>> BEGIN INPUT RECORDS

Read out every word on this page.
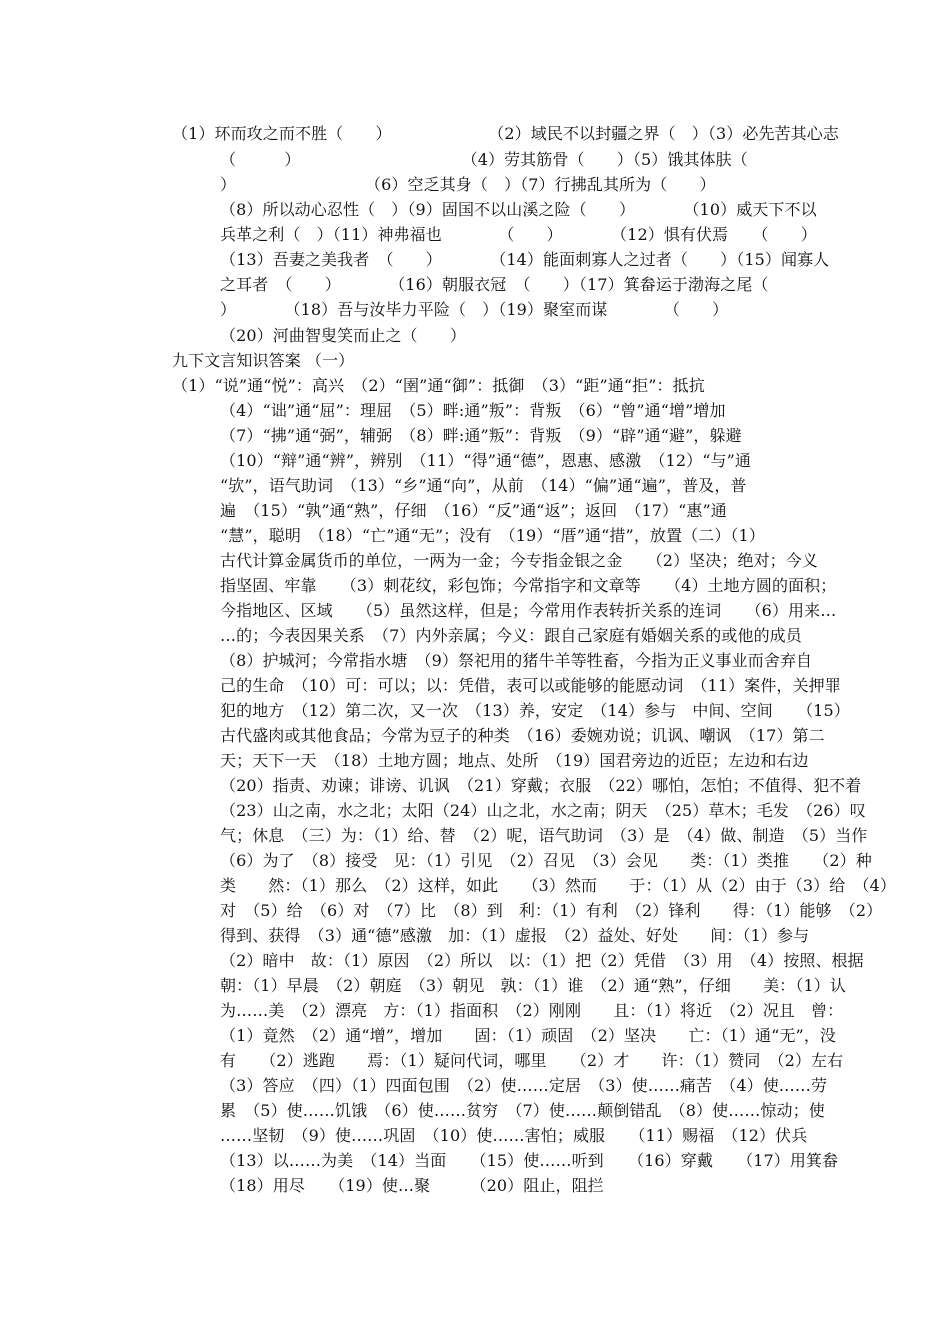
（1）环而攻之而不胜（　　）　　　　　　　（2）域民不以封疆之界（　）（3）必先苦其心志
（　　　）　　　　　　　　　　　（4）劳其筋骨（　　）（5）饿其体肤（
）　　　　　　　　　（6）空乏其身（　）（7）行拂乱其所为（　　）
（8）所以动心忍性（　）（9）固国不以山溪之险（　　）　　　　（10）威天下不以
兵革之利（　）（11）神弗福也　　　　（　　）　　　　（12）惧有伏焉　　（　　）
（13）吾妻之美我者　（　　）　　　　（14）能面刺寡人之过者（　　）（15）闻寡人
之耳者　（　　）　　　　（16）朝服衣冠　（　　）（17）箕畚运于渤海之尾（
）　　　　（18）吾与汝毕力平险（　）（19）聚室而谋　　　　（　　）
（20）河曲智叟笑而止之（　　）
九下文言知识答案 （一）
（1）“说”通“悦”：高兴　（2）“圉”通“御”：抵御　（3）“距”通“拒”：抵抗
（4）“诎”通“屈”：理屈　（5）畔:通”叛”：背叛　（6）“曾”通“增”增加
（7）“拂”通“弼”，辅弼　（8）畔:通”叛”：背叛　（9）“辟”通“避”，躲避
（10）“辩”通“辨”，辨别　（11）“得”通“德”，恩惠、感激　（12）“与”通
“欤”，语气助词　（13）“乡”通“向”，从前　（14）“偏”通“遍”，普及，普
遍　（15）“孰”通“熟”，仔细　（16）“反”通“返”；返回　（17）“惠”通
“慧”，聪明　（18）“亡”通“无”；没有　（19）“厝”通“措”，放置（二）（1）
古代计算金属货币的单位，一两为一金；今专指金银之金　　（2）坚决；绝对；今义
指坚固、牢靠　　（3）刺花纹，彩包饰；今常指字和文章等　　（4）土地方圆的面积；
今指地区、区域　　（5）虽然这样，但是；今常用作表转折关系的连词　　（6）用来…
…的；今表因果关系　（7）内外亲属；今义：跟自己家庭有婚姻关系的或他的成员
（8）护城河；今常指水塘　（9）祭祀用的猪牛羊等牲畜，今指为正义事业而舍弃自
己的生命　（10）可：可以；以：凭借，表可以或能够的能愿动词　（11）案件，关押罪
犯的地方　（12）第二次，又一次　（13）养，安定　（14）参与　中间、空间　　（15）
古代盛肉或其他食品；今常为豆子的种类　（16）委婉劝说；讥讽、嘲讽　（17）第二
天；天下一天　（18）土地方圆；地点、处所　（19）国君旁边的近臣；左边和右边
（20）指责、劝谏；诽谤、讥讽　（21）穿戴；衣服　（22）哪怕，怎怕；不值得、犯不着
（23）山之南，水之北；太阳（24）山之北，水之南；阴天　（25）草木；毛发　（26）叹
气；休息　（三）为：（1）给、替　（2）呢，语气助词　（3）是　（4）做、制造　（5）当作
（6）为了　（8）接受　见：（1）引见　（2）召见　（3）会见　　类：（1）类推　　（2）种
类　　然：（1）那么　（2）这样，如此　　（3）然而　　于：（1）从（2）由于（3）给　（4）
对　（5）给　（6）对　（7）比　（8）到　利：（1）有利　（2）锋利　　得：（1）能够　（2）
得到、获得　（3）通“德”感激　加：（1）虚报　（2）益处、好处　　间：（1）参与
（2）暗中　故：（1）原因　（2）所以　以：（1）把（2）凭借　（3）用　（4）按照、根据
朝：（1）早晨　（2）朝庭　（3）朝见　孰：（1）谁　（2）通“熟”，仔细　　美：（1）认
为……美　（2）漂亮　方：（1）指面积　（2）刚刚　　且：（1）将近　（2）况且　曾：
（1）竟然　（2）通“增”，增加　　固：（1）顽固　（2）坚决　　亡：（1）通“无”，没
有　　（2）逃跑　　焉：（1）疑问代词，哪里　　（2）才　　许：（1）赞同　（2）左右
（3）答应　（四）（1）四面包围　（2）使……定居　（3）使……痛苦　（4）使……劳
累　（5）使……饥饿　（6）使……贫穷　（7）使……颠倒错乱　（8）使……惊动；使
……坚韧　（9）使……巩固　（10）使……害怕；威服　　（11）赐福　（12）伏兵
（13）以……为美　（14）当面　　（15）使……听到　　（16）穿戴　　（17）用箕畚
（18）用尽　　（19）使…聚　　　（20）阻止，阻拦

>> END INPUT RECORDS

REQUEST — Set the listing down in full and exactly. Pictures within it should not appear in the copy.

IN RESPONSE —
Read out every word on this page.
（1）环而攻之而不胜（　　）　　　　　　　（2）域民不以封疆之界（　）（3）必先苦其心志
（　　　）　　　　　　　　　　　（4）劳其筋骨（　　）（5）饿其体肤（
）　　　　　　　　　（6）空乏其身（　）（7）行拂乱其所为（　　）
（8）所以动心忍性（　）（9）固国不以山溪之险（　　）　　　　（10）威天下不以
兵革之利（　）（11）神弗福也　　　　（　　）　　　　（12）惧有伏焉　　（　　）
（13）吾妻之美我者　（　　）　　　　（14）能面刺寡人之过者（　　）（15）闻寡人
之耳者　（　　）　　　　（16）朝服衣冠　（　　）（17）箕畚运于渤海之尾（
）　　　　（18）吾与汝毕力平险（　）（19）聚室而谋　　　　（　　）
（20）河曲智叟笑而止之（　　）
九下文言知识答案 （一）
（1）“说”通“悦”：高兴　（2）“圉”通“御”：抵御　（3）“距”通“拒”：抵抗
（4）“诎”通“屈”：理屈　（5）畔:通”叛”：背叛　（6）“曾”通“增”增加
（7）“拂”通“弼”，辅弼　（8）畔:通”叛”：背叛　（9）“辟”通“避”，躲避
（10）“辩”通“辨”，辨别　（11）“得”通“德”，恩惠、感激　（12）“与”通
“欤”，语气助词　（13）“乡”通“向”，从前　（14）“偏”通“遍”，普及，普
遍　（15）“孰”通“熟”，仔细　（16）“反”通“返”；返回　（17）“惠”通
“慧”，聪明　（18）“亡”通“无”；没有　（19）“厝”通“措”，放置（二）（1）
古代计算金属货币的单位，一两为一金；今专指金银之金　　（2）坚决；绝对；今义
指坚固、牢靠　　（3）刺花纹，彩包饰；今常指字和文章等　　（4）土地方圆的面积；
今指地区、区域　　（5）虽然这样，但是；今常用作表转折关系的连词　　（6）用来…
…的；今表因果关系　（7）内外亲属；今义：跟自己家庭有婚姻关系的或他的成员
（8）护城河；今常指水塘　（9）祭祀用的猪牛羊等牲畜，今指为正义事业而舍弃自
己的生命　（10）可：可以；以：凭借，表可以或能够的能愿动词　（11）案件，关押罪
犯的地方　（12）第二次，又一次　（13）养，安定　（14）参与　中间、空间　　（15）
古代盛肉或其他食品；今常为豆子的种类　（16）委婉劝说；讥讽、嘲讽　（17）第二
天；天下一天　（18）土地方圆；地点、处所　（19）国君旁边的近臣；左边和右边
（20）指责、劝谏；诽谤、讥讽　（21）穿戴；衣服　（22）哪怕，怎怕；不值得、犯不着
（23）山之南，水之北；太阳（24）山之北，水之南；阴天　（25）草木；毛发　（26）叹
气；休息　（三）为：（1）给、替　（2）呢，语气助词　（3）是　（4）做、制造　（5）当作
（6）为了　（8）接受　见：（1）引见　（2）召见　（3）会见　　类：（1）类推　　（2）种
类　　然：（1）那么　（2）这样，如此　　（3）然而　　于：（1）从（2）由于（3）给　（4）
对　（5）给　（6）对　（7）比　（8）到　利：（1）有利　（2）锋利　　得：（1）能够　（2）
得到、获得　（3）通“德”感激　加：（1）虚报　（2）益处、好处　　间：（1）参与
（2）暗中　故：（1）原因　（2）所以　以：（1）把（2）凭借　（3）用　（4）按照、根据
朝：（1）早晨　（2）朝庭　（3）朝见　孰：（1）谁　（2）通“熟”，仔细　　美：（1）认
为……美　（2）漂亮　方：（1）指面积　（2）刚刚　　且：（1）将近　（2）况且　曾：
（1）竟然　（2）通“增”，增加　　固：（1）顽固　（2）坚决　　亡：（1）通“无”，没
有　　（2）逃跑　　焉：（1）疑问代词，哪里　　（2）才　　许：（1）赞同　（2）左右
（3）答应　（四）（1）四面包围　（2）使……定居　（3）使……痛苦　（4）使……劳
累　（5）使……饥饿　（6）使……贫穷　（7）使……颠倒错乱　（8）使……惊动；使
……坚韧　（9）使……巩固　（10）使……害怕；威服　　（11）赐福　（12）伏兵
（13）以……为美　（14）当面　　（15）使……听到　　（16）穿戴　　（17）用箕畚
（18）用尽　　（19）使…聚　　　（20）阻止，阻拦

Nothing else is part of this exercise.